What to produce: Put every line of the data below into a Markdown table with the columns "No." and "Entry." Number the rows in order and leave out blank lines.

Records to process:
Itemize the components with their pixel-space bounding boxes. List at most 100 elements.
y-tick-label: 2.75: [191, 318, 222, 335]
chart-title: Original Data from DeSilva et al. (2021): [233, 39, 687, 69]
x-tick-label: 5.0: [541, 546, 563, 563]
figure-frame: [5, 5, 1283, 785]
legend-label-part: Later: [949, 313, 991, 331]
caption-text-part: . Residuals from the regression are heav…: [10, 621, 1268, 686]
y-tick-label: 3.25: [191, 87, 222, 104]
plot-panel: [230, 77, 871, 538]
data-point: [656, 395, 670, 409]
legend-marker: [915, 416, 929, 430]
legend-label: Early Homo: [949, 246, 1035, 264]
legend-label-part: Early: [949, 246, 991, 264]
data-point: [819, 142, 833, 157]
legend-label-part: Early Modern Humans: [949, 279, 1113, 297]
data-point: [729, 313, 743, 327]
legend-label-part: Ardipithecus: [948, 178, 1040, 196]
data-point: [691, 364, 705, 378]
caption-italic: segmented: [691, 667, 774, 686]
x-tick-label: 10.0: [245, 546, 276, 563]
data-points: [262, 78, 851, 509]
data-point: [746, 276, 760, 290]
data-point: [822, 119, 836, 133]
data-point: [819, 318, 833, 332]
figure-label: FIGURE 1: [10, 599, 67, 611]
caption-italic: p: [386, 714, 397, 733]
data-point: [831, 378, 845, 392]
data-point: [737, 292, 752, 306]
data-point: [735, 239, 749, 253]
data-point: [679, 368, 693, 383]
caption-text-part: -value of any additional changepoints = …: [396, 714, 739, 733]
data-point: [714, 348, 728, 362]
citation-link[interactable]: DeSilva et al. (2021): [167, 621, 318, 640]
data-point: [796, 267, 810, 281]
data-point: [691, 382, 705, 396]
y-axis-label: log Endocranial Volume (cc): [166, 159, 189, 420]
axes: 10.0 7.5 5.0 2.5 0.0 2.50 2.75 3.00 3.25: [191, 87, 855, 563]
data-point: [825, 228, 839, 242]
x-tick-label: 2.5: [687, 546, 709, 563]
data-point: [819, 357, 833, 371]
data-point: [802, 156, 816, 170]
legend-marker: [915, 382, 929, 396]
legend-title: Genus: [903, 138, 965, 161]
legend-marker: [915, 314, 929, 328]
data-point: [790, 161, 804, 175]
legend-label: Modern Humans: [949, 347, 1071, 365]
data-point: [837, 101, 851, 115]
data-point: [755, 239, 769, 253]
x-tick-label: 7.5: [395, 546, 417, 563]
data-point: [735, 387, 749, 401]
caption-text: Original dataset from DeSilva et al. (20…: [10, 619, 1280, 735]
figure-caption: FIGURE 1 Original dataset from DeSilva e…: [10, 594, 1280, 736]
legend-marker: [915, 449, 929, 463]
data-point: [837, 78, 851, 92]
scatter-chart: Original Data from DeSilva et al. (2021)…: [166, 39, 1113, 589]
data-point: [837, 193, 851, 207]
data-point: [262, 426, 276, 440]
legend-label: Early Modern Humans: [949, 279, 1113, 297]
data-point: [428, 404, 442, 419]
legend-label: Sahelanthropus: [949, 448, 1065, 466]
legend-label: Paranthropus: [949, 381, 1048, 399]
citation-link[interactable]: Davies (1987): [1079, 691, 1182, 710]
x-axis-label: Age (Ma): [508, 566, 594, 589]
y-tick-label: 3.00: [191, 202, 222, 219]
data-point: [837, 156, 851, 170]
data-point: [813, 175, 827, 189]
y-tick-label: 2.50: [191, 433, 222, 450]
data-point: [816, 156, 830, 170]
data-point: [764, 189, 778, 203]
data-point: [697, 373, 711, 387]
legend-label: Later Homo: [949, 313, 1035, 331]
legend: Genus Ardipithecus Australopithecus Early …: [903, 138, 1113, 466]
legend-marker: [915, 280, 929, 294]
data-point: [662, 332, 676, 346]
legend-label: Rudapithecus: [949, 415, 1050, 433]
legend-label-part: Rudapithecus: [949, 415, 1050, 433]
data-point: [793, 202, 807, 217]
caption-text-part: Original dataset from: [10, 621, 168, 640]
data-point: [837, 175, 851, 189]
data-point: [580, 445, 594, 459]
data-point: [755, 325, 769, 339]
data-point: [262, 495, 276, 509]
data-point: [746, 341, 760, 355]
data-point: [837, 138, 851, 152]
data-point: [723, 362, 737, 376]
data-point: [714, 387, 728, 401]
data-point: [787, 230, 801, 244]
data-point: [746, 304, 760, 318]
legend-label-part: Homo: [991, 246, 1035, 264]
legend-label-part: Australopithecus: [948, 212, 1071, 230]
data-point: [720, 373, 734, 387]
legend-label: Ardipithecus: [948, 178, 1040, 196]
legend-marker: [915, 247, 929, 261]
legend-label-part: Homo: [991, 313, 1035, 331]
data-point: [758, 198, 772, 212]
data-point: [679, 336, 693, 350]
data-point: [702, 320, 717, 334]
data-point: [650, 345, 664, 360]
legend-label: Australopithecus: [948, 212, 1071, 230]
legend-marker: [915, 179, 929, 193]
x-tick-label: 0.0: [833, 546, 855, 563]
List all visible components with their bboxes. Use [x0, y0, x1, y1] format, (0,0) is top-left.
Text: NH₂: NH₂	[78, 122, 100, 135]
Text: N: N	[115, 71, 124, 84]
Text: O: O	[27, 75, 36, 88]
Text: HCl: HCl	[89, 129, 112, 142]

Result of this exercise:
| No. | Entry |
|---|---|
| 1 | Itemize the components with their pixel-space bounding boxes. List at most 100 elements. |
| 2 | y-tick-label: 2.75: [191, 318, 222, 335] |
| 3 | chart-title: Original Data from DeSilva et al. (2021): [233, 39, 687, 69] |
| 4 | x-tick-label: 5.0: [541, 546, 563, 563] |
| 5 | figure-frame: [5, 5, 1283, 785] |
| 6 | legend-label-part: Later: [949, 313, 991, 331] |
| 7 | caption-text-part: . Residuals from the regression are heav…: [10, 621, 1268, 686] |
| 8 | y-tick-label: 3.25: [191, 87, 222, 104] |
| 9 | plot-panel: [230, 77, 871, 538] |
| 10 | data-point: [656, 395, 670, 409] |
| 11 | legend-marker: [915, 416, 929, 430] |
| 12 | legend-label: Early Homo: [949, 246, 1035, 264] |
| 13 | legend-label-part: Early: [949, 246, 991, 264] |
| 14 | data-point: [819, 142, 833, 157] |
| 15 | legend-label-part: Early Modern Humans: [949, 279, 1113, 297] |
| 16 | data-point: [729, 313, 743, 327] |
| 17 | legend-label-part: Ardipithecus: [948, 178, 1040, 196] |
| 18 | data-point: [691, 364, 705, 378] |
| 19 | caption-italic: segmented: [691, 667, 774, 686] |
| 20 | x-tick-label: 10.0: [245, 546, 276, 563] |
| 21 | data-points: [262, 78, 851, 509] |
| 22 | data-point: [746, 276, 760, 290] |
| 23 | data-point: [822, 119, 836, 133] |
| 24 | data-point: [819, 318, 833, 332] |
| 25 | figure-label: FIGURE 1: [10, 599, 67, 611] |
| 26 | caption-italic: p: [386, 714, 397, 733] |
| 27 | data-point: [831, 378, 845, 392] |
| 28 | data-point: [737, 292, 752, 306] |
| 29 | data-point: [735, 239, 749, 253] |
| 30 | data-point: [679, 368, 693, 383] |
| 31 | caption-text-part: -value of any additional changepoints = …: [396, 714, 739, 733] |
| 32 | data-point: [714, 348, 728, 362] |
| 33 | citation-link[interactable]: DeSilva et al. (2021): [167, 621, 318, 640] |
| 34 | data-point: [796, 267, 810, 281] |
| 35 | data-point: [691, 382, 705, 396] |
| 36 | y-axis-label: log Endocranial Volume (cc): [166, 159, 189, 420] |
| 37 | axes: 10.0 7.5 5.0 2.5 0.0 2.50 2.75 3.00 3.25: [191, 87, 855, 563] |
| 38 | data-point: [825, 228, 839, 242] |
| 39 | x-tick-label: 2.5: [687, 546, 709, 563] |
| 40 | data-point: [819, 357, 833, 371] |
| 41 | data-point: [802, 156, 816, 170] |
| 42 | legend-marker: [915, 382, 929, 396] |
| 43 | legend-title: Genus: [903, 138, 965, 161] |
| 44 | legend-marker: [915, 314, 929, 328] |
| 45 | data-point: [790, 161, 804, 175] |
| 46 | legend-label: Modern Humans: [949, 347, 1071, 365] |
| 47 | data-point: [837, 101, 851, 115] |
| 48 | data-point: [755, 239, 769, 253] |
| 49 | x-tick-label: 7.5: [395, 546, 417, 563] |
| 50 | data-point: [735, 387, 749, 401] |
| 51 | caption-text: Original dataset from DeSilva et al. (20…: [10, 619, 1280, 735] |
| 52 | figure-caption: FIGURE 1 Original dataset from DeSilva e…: [10, 594, 1280, 736] |
| 53 | legend-marker: [915, 449, 929, 463] |
| 54 | data-point: [837, 78, 851, 92] |
| 55 | scatter-chart: Original Data from DeSilva et al. (2021)…: [166, 39, 1113, 589] |
| 56 | data-point: [837, 193, 851, 207] |
| 57 | data-point: [262, 426, 276, 440] |
| 58 | legend-label: Early Modern Humans: [949, 279, 1113, 297] |
| 59 | data-point: [428, 404, 442, 419] |
| 60 | legend-label: Sahelanthropus: [949, 448, 1065, 466] |
| 61 | legend-label: Paranthropus: [949, 381, 1048, 399] |
| 62 | citation-link[interactable]: Davies (1987): [1079, 691, 1182, 710] |
| 63 | x-axis-label: Age (Ma): [508, 566, 594, 589] |
| 64 | y-tick-label: 3.00: [191, 202, 222, 219] |
| 65 | data-point: [837, 156, 851, 170] |
| 66 | data-point: [813, 175, 827, 189] |
| 67 | y-tick-label: 2.50: [191, 433, 222, 450] |
| 68 | data-point: [816, 156, 830, 170] |
| 69 | data-point: [764, 189, 778, 203] |
| 70 | data-point: [697, 373, 711, 387] |
| 71 | legend-label: Later Homo: [949, 313, 1035, 331] |
| 72 | legend: Genus Ardipithecus Australopithecus Early …: [903, 138, 1113, 466] |
| 73 | legend-marker: [915, 280, 929, 294] |
| 74 | data-point: [662, 332, 676, 346] |
| 75 | legend-label: Rudapithecus: [949, 415, 1050, 433] |
| 76 | legend-label-part: Rudapithecus: [949, 415, 1050, 433] |
| 77 | data-point: [793, 202, 807, 217] |
| 78 | caption-text-part: Original dataset from: [10, 621, 168, 640] |
| 79 | data-point: [837, 175, 851, 189] |
| 80 | data-point: [580, 445, 594, 459] |
| 81 | data-point: [755, 325, 769, 339] |
| 82 | data-point: [262, 495, 276, 509] |
| 83 | data-point: [746, 341, 760, 355] |
| 84 | data-point: [837, 138, 851, 152] |
| 85 | data-point: [723, 362, 737, 376] |
| 86 | data-point: [714, 387, 728, 401] |
| 87 | data-point: [787, 230, 801, 244] |
| 88 | data-point: [746, 304, 760, 318] |
| 89 | legend-label-part: Homo: [991, 246, 1035, 264] |
| 90 | legend-label-part: Australopithecus: [948, 212, 1071, 230] |
| 91 | data-point: [720, 373, 734, 387] |
| 92 | legend-label: Ardipithecus: [948, 178, 1040, 196] |
| 93 | legend-marker: [915, 247, 929, 261] |
| 94 | legend-label-part: Homo: [991, 313, 1035, 331] |
| 95 | data-point: [758, 198, 772, 212] |
| 96 | data-point: [679, 336, 693, 350] |
| 97 | data-point: [702, 320, 717, 334] |
| 98 | data-point: [650, 345, 664, 360] |
| 99 | legend-label: Australopithecus: [948, 212, 1071, 230] |
| 100 | legend-marker: [915, 179, 929, 193] |
| 101 | x-tick-label: 0.0: [833, 546, 855, 563] |
| 102 | List all visible components with their bboxes. Use [x0, y0, x1, y1] format, (0,0) is top-left. |
| 103 | Text: NH₂: NH₂	[78, 122, 100, 135] |
| 104 | Text: N: N	[115, 71, 124, 84] |
| 105 | Text: O: O	[27, 75, 36, 88] |
| 106 | Text: HCl: HCl	[89, 129, 112, 142] |